= DATA PROVIDED =
▬▬▬

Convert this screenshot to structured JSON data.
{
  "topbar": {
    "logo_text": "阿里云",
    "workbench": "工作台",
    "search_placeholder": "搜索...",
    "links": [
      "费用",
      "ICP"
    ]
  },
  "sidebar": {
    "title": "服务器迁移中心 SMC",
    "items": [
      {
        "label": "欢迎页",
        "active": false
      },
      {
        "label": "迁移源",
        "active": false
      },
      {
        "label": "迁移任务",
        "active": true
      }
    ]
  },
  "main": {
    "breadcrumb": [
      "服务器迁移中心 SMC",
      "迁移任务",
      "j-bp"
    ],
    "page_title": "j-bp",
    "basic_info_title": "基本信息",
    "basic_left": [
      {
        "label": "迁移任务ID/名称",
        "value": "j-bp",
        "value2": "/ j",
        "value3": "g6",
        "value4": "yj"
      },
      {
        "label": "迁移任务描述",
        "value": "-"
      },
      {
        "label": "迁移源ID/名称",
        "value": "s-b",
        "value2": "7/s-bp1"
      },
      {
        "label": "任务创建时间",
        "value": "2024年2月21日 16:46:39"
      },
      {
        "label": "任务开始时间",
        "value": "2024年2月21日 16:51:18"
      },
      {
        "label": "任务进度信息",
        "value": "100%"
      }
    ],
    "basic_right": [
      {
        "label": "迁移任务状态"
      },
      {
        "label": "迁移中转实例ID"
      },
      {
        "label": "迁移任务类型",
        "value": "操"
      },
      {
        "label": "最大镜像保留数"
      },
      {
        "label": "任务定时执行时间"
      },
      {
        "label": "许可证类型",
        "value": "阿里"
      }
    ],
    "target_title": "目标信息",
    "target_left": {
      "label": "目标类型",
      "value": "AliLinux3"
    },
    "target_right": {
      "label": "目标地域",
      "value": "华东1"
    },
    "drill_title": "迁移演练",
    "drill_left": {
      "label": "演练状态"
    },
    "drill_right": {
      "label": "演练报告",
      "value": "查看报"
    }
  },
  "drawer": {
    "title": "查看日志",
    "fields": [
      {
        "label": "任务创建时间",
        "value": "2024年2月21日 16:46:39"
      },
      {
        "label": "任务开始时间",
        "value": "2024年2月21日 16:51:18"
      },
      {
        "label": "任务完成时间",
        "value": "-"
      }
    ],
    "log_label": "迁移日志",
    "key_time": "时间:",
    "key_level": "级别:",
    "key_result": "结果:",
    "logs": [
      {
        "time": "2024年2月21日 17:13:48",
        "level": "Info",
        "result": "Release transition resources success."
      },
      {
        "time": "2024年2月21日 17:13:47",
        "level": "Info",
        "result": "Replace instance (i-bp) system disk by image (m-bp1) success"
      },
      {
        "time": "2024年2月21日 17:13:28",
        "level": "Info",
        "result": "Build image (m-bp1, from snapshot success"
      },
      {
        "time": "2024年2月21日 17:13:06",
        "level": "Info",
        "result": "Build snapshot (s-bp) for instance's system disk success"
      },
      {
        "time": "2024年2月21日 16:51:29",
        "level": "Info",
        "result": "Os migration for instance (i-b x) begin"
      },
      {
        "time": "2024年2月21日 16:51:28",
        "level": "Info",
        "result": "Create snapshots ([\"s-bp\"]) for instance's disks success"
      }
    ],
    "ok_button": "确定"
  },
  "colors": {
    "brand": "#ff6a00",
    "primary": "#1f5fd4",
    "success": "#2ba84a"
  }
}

▬▬▬

The entries above must be returned exactly.

= WRITTEN REPLY =
Convert this screenshot to structured JSON data.
{
  "topbar": {
    "logo_text": "阿里云",
    "workbench": "工作台",
    "search_placeholder": "搜索...",
    "links": [
      "费用",
      "ICP"
    ]
  },
  "sidebar": {
    "title": "服务器迁移中心 SMC",
    "items": [
      {
        "label": "欢迎页",
        "active": false
      },
      {
        "label": "迁移源",
        "active": false
      },
      {
        "label": "迁移任务",
        "active": true
      }
    ]
  },
  "main": {
    "breadcrumb": [
      "服务器迁移中心 SMC",
      "迁移任务",
      "j-bp"
    ],
    "page_title": "j-bp",
    "basic_info_title": "基本信息",
    "basic_left": [
      {
        "label": "迁移任务ID/名称",
        "value": "j-bp",
        "value2": "/ j",
        "value3": "g6",
        "value4": "yj"
      },
      {
        "label": "迁移任务描述",
        "value": "-"
      },
      {
        "label": "迁移源ID/名称",
        "value": "s-b",
        "value2": "7/s-bp1"
      },
      {
        "label": "任务创建时间",
        "value": "2024年2月21日 16:46:39"
      },
      {
        "label": "任务开始时间",
        "value": "2024年2月21日 16:51:18"
      },
      {
        "label": "任务进度信息",
        "value": "100%"
      }
    ],
    "basic_right": [
      {
        "label": "迁移任务状态"
      },
      {
        "label": "迁移中转实例ID"
      },
      {
        "label": "迁移任务类型",
        "value": "操"
      },
      {
        "label": "最大镜像保留数"
      },
      {
        "label": "任务定时执行时间"
      },
      {
        "label": "许可证类型",
        "value": "阿里"
      }
    ],
    "target_title": "目标信息",
    "target_left": {
      "label": "目标类型",
      "value": "AliLinux3"
    },
    "target_right": {
      "label": "目标地域",
      "value": "华东1"
    },
    "drill_title": "迁移演练",
    "drill_left": {
      "label": "演练状态"
    },
    "drill_right": {
      "label": "演练报告",
      "value": "查看报"
    }
  },
  "drawer": {
    "title": "查看日志",
    "fields": [
      {
        "label": "任务创建时间",
        "value": "2024年2月21日 16:46:39"
      },
      {
        "label": "任务开始时间",
        "value": "2024年2月21日 16:51:18"
      },
      {
        "label": "任务完成时间",
        "value": "-"
      }
    ],
    "log_label": "迁移日志",
    "key_time": "时间:",
    "key_level": "级别:",
    "key_result": "结果:",
    "logs": [
      {
        "time": "2024年2月21日 17:13:48",
        "level": "Info",
        "result": "Release transition resources success."
      },
      {
        "time": "2024年2月21日 17:13:47",
        "level": "Info",
        "result": "Replace instance (i-bp) system disk by image (m-bp1) success"
      },
      {
        "time": "2024年2月21日 17:13:28",
        "level": "Info",
        "result": "Build image (m-bp1, from snapshot success"
      },
      {
        "time": "2024年2月21日 17:13:06",
        "level": "Info",
        "result": "Build snapshot (s-bp) for instance's system disk success"
      },
      {
        "time": "2024年2月21日 16:51:29",
        "level": "Info",
        "result": "Os migration for instance (i-b x) begin"
      },
      {
        "time": "2024年2月21日 16:51:28",
        "level": "Info",
        "result": "Create snapshots ([\"s-bp\"]) for instance's disks success"
      }
    ],
    "ok_button": "确定"
  },
  "colors": {
    "brand": "#ff6a00",
    "primary": "#1f5fd4",
    "success": "#2ba84a"
  }
}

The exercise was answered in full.